Set exercise>
Transcribe each line exactly.

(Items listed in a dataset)

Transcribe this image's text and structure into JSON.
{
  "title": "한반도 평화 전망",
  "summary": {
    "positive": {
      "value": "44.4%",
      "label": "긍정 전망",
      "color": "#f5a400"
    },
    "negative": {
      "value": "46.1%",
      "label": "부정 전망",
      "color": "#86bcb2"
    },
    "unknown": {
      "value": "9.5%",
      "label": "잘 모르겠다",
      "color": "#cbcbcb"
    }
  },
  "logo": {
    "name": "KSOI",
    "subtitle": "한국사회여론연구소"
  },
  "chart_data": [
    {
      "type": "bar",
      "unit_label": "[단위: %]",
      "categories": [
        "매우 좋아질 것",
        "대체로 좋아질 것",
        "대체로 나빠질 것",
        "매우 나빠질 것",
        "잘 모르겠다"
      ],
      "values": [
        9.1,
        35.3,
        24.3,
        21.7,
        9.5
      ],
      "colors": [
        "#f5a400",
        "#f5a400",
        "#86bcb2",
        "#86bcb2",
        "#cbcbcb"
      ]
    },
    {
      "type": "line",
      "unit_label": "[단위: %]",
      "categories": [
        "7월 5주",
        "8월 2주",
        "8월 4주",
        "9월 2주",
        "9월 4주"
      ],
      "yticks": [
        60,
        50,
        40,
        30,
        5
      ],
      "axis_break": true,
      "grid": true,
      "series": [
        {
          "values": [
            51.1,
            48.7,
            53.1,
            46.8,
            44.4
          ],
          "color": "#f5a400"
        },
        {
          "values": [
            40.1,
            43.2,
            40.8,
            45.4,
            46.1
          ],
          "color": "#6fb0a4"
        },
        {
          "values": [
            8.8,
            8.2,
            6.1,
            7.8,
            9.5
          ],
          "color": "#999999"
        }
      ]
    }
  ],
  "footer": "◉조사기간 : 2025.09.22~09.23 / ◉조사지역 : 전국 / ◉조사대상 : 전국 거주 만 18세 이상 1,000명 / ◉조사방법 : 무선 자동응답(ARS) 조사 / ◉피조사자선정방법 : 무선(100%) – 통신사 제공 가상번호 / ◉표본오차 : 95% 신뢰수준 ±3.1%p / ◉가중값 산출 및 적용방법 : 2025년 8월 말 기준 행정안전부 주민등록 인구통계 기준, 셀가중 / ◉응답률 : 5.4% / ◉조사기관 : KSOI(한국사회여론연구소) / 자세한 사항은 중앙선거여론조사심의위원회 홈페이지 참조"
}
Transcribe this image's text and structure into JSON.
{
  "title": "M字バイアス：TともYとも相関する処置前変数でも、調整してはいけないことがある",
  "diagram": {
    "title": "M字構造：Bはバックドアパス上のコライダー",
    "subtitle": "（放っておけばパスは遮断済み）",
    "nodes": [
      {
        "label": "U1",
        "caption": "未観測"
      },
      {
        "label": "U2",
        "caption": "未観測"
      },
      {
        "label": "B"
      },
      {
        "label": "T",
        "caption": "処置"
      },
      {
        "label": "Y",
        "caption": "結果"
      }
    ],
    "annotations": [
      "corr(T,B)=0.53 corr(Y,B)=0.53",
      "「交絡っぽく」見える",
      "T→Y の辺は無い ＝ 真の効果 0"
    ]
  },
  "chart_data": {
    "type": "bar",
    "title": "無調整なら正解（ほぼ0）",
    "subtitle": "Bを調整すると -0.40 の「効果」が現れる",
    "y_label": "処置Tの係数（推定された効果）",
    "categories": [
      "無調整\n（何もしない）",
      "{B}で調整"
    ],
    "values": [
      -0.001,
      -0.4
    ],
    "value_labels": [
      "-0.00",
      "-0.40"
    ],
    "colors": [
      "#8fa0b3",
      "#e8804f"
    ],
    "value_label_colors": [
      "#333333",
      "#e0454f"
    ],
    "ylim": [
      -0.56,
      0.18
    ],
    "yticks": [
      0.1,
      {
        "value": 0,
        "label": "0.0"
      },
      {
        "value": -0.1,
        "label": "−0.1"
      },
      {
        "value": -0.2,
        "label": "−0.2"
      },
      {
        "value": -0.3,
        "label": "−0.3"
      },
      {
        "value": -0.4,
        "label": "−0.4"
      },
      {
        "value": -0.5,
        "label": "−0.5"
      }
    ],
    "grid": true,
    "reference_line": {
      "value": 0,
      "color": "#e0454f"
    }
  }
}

Solved exercise>
Transcribe this image's text and structure into JSON.
{
  "title": "한반도 평화 전망",
  "summary": {
    "positive": {
      "value": "44.4%",
      "label": "긍정 전망",
      "color": "#f5a400"
    },
    "negative": {
      "value": "46.1%",
      "label": "부정 전망",
      "color": "#86bcb2"
    },
    "unknown": {
      "value": "9.5%",
      "label": "잘 모르겠다",
      "color": "#cbcbcb"
    }
  },
  "logo": {
    "name": "KSOI",
    "subtitle": "한국사회여론연구소"
  },
  "chart_data": [
    {
      "type": "bar",
      "unit_label": "[단위: %]",
      "categories": [
        "매우 좋아질 것",
        "대체로 좋아질 것",
        "대체로 나빠질 것",
        "매우 나빠질 것",
        "잘 모르겠다"
      ],
      "values": [
        9.1,
        35.3,
        24.3,
        21.7,
        9.5
      ],
      "colors": [
        "#f5a400",
        "#f5a400",
        "#86bcb2",
        "#86bcb2",
        "#cbcbcb"
      ]
    },
    {
      "type": "line",
      "unit_label": "[단위: %]",
      "categories": [
        "7월 5주",
        "8월 2주",
        "8월 4주",
        "9월 2주",
        "9월 4주"
      ],
      "yticks": [
        60,
        50,
        40,
        30,
        5
      ],
      "axis_break": true,
      "grid": true,
      "series": [
        {
          "values": [
            51.1,
            48.7,
            53.1,
            46.8,
            44.4
          ],
          "color": "#f5a400"
        },
        {
          "values": [
            40.1,
            43.2,
            40.8,
            45.4,
            46.1
          ],
          "color": "#6fb0a4"
        },
        {
          "values": [
            8.8,
            8.2,
            6.1,
            7.8,
            9.5
          ],
          "color": "#999999"
        }
      ]
    }
  ],
  "footer": "◉조사기간 : 2025.09.22~09.23 / ◉조사지역 : 전국 / ◉조사대상 : 전국 거주 만 18세 이상 1,000명 / ◉조사방법 : 무선 자동응답(ARS) 조사 / ◉피조사자선정방법 : 무선(100%) – 통신사 제공 가상번호 / ◉표본오차 : 95% 신뢰수준 ±3.1%p / ◉가중값 산출 및 적용방법 : 2025년 8월 말 기준 행정안전부 주민등록 인구통계 기준, 셀가중 / ◉응답률 : 5.4% / ◉조사기관 : KSOI(한국사회여론연구소) / 자세한 사항은 중앙선거여론조사심의위원회 홈페이지 참조"
}
Transcribe this image's text and structure into JSON.
{
  "title": "M字バイアス：TともYとも相関する処置前変数でも、調整してはいけないことがある",
  "diagram": {
    "title": "M字構造：Bはバックドアパス上のコライダー",
    "subtitle": "（放っておけばパスは遮断済み）",
    "nodes": [
      {
        "label": "U1",
        "caption": "未観測"
      },
      {
        "label": "U2",
        "caption": "未観測"
      },
      {
        "label": "B"
      },
      {
        "label": "T",
        "caption": "処置"
      },
      {
        "label": "Y",
        "caption": "結果"
      }
    ],
    "annotations": [
      "corr(T,B)=0.53 corr(Y,B)=0.53",
      "「交絡っぽく」見える",
      "T→Y の辺は無い ＝ 真の効果 0"
    ]
  },
  "chart_data": {
    "type": "bar",
    "title": "無調整なら正解（ほぼ0）",
    "subtitle": "Bを調整すると -0.40 の「効果」が現れる",
    "y_label": "処置Tの係数（推定された効果）",
    "categories": [
      "無調整\n（何もしない）",
      "{B}で調整"
    ],
    "values": [
      -0.001,
      -0.4
    ],
    "value_labels": [
      "-0.00",
      "-0.40"
    ],
    "colors": [
      "#8fa0b3",
      "#e8804f"
    ],
    "value_label_colors": [
      "#333333",
      "#e0454f"
    ],
    "ylim": [
      -0.56,
      0.18
    ],
    "yticks": [
      0.1,
      {
        "value": 0,
        "label": "0.0"
      },
      {
        "value": -0.1,
        "label": "−0.1"
      },
      {
        "value": -0.2,
        "label": "−0.2"
      },
      {
        "value": -0.3,
        "label": "−0.3"
      },
      {
        "value": -0.4,
        "label": "−0.4"
      },
      {
        "value": -0.5,
        "label": "−0.5"
      }
    ],
    "grid": true,
    "reference_line": {
      "value": 0,
      "color": "#e0454f"
    }
  }
}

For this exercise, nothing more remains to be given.